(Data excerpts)

:::::

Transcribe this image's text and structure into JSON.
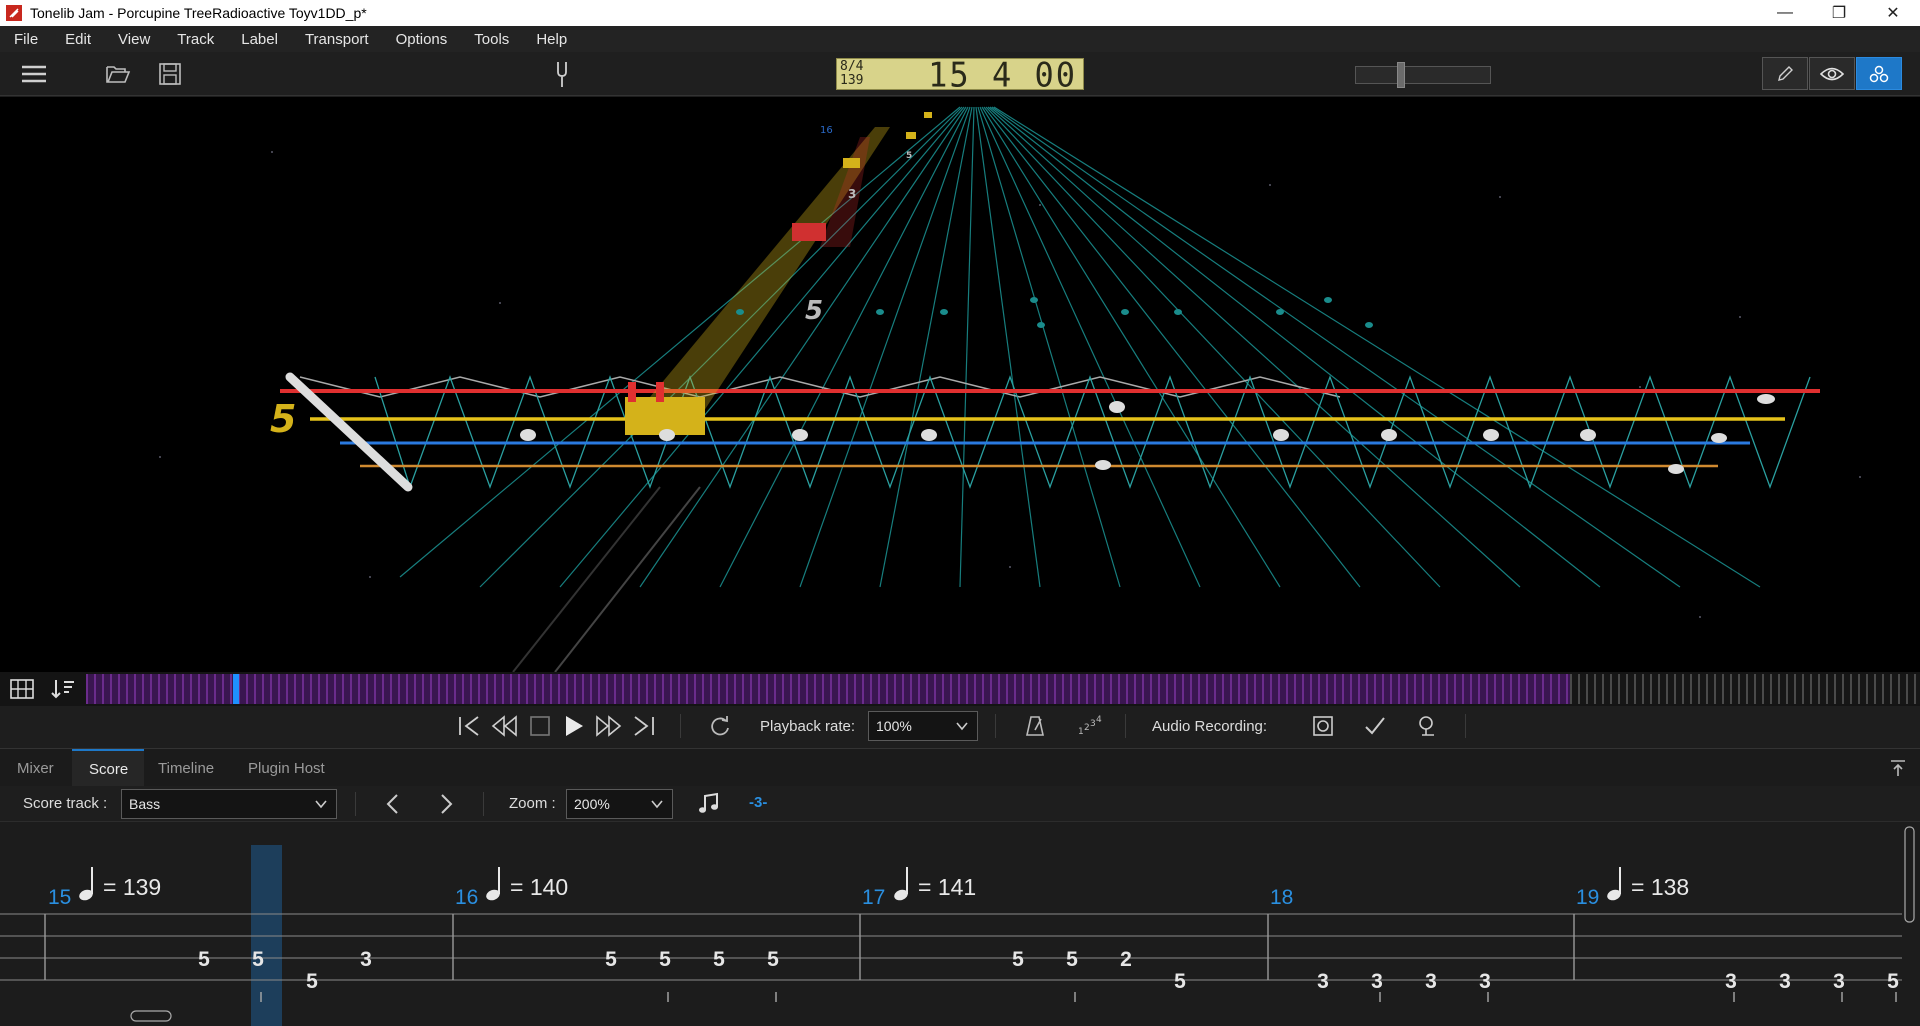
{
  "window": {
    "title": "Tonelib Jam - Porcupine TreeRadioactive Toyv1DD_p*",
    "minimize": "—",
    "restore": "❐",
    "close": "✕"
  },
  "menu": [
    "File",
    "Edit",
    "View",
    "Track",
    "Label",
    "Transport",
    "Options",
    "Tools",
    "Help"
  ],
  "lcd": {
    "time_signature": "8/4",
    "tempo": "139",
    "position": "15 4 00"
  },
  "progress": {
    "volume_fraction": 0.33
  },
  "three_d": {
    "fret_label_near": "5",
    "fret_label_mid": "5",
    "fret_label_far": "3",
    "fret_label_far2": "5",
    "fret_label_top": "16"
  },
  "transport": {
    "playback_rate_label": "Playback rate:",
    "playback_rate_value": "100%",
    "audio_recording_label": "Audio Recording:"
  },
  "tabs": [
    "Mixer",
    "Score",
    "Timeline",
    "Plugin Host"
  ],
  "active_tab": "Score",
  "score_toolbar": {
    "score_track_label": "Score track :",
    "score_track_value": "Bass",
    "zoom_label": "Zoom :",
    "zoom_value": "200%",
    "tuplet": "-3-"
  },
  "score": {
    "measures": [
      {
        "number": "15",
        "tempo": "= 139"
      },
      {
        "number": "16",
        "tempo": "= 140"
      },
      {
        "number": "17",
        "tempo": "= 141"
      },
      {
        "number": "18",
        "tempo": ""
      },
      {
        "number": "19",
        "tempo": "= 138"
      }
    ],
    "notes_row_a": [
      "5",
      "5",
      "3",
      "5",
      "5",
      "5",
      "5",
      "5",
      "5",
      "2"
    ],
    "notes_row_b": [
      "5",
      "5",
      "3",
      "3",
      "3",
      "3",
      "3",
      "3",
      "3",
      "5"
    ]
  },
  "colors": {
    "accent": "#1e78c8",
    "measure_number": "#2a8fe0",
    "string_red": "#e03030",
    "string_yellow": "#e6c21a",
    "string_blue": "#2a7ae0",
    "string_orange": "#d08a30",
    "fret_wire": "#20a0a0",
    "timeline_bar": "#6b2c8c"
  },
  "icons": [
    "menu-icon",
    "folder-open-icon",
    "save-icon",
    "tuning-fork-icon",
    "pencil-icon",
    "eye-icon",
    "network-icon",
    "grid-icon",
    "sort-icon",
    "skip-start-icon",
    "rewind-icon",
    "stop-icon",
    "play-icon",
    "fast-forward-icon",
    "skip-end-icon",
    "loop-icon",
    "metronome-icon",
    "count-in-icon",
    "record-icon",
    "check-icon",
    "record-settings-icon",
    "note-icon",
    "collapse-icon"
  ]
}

:::::

> [YOUR GOAL]:
Reproduce each line of the records exactly, and omit every picture.

> [THE RESULT]:
Transcribe this image's text and structure into JSON.
{
  "window": {
    "title": "Tonelib Jam - Porcupine TreeRadioactive Toyv1DD_p*",
    "minimize": "—",
    "restore": "❐",
    "close": "✕"
  },
  "menu": [
    "File",
    "Edit",
    "View",
    "Track",
    "Label",
    "Transport",
    "Options",
    "Tools",
    "Help"
  ],
  "lcd": {
    "time_signature": "8/4",
    "tempo": "139",
    "position": "15 4 00"
  },
  "progress": {
    "volume_fraction": 0.33
  },
  "three_d": {
    "fret_label_near": "5",
    "fret_label_mid": "5",
    "fret_label_far": "3",
    "fret_label_far2": "5",
    "fret_label_top": "16"
  },
  "transport": {
    "playback_rate_label": "Playback rate:",
    "playback_rate_value": "100%",
    "audio_recording_label": "Audio Recording:"
  },
  "tabs": [
    "Mixer",
    "Score",
    "Timeline",
    "Plugin Host"
  ],
  "active_tab": "Score",
  "score_toolbar": {
    "score_track_label": "Score track :",
    "score_track_value": "Bass",
    "zoom_label": "Zoom :",
    "zoom_value": "200%",
    "tuplet": "-3-"
  },
  "score": {
    "measures": [
      {
        "number": "15",
        "tempo": "= 139"
      },
      {
        "number": "16",
        "tempo": "= 140"
      },
      {
        "number": "17",
        "tempo": "= 141"
      },
      {
        "number": "18",
        "tempo": ""
      },
      {
        "number": "19",
        "tempo": "= 138"
      }
    ],
    "notes_row_a": [
      "5",
      "5",
      "3",
      "5",
      "5",
      "5",
      "5",
      "5",
      "5",
      "2"
    ],
    "notes_row_b": [
      "5",
      "5",
      "3",
      "3",
      "3",
      "3",
      "3",
      "3",
      "3",
      "5"
    ]
  },
  "colors": {
    "accent": "#1e78c8",
    "measure_number": "#2a8fe0",
    "string_red": "#e03030",
    "string_yellow": "#e6c21a",
    "string_blue": "#2a7ae0",
    "string_orange": "#d08a30",
    "fret_wire": "#20a0a0",
    "timeline_bar": "#6b2c8c"
  },
  "icons": [
    "menu-icon",
    "folder-open-icon",
    "save-icon",
    "tuning-fork-icon",
    "pencil-icon",
    "eye-icon",
    "network-icon",
    "grid-icon",
    "sort-icon",
    "skip-start-icon",
    "rewind-icon",
    "stop-icon",
    "play-icon",
    "fast-forward-icon",
    "skip-end-icon",
    "loop-icon",
    "metronome-icon",
    "count-in-icon",
    "record-icon",
    "check-icon",
    "record-settings-icon",
    "note-icon",
    "collapse-icon"
  ]
}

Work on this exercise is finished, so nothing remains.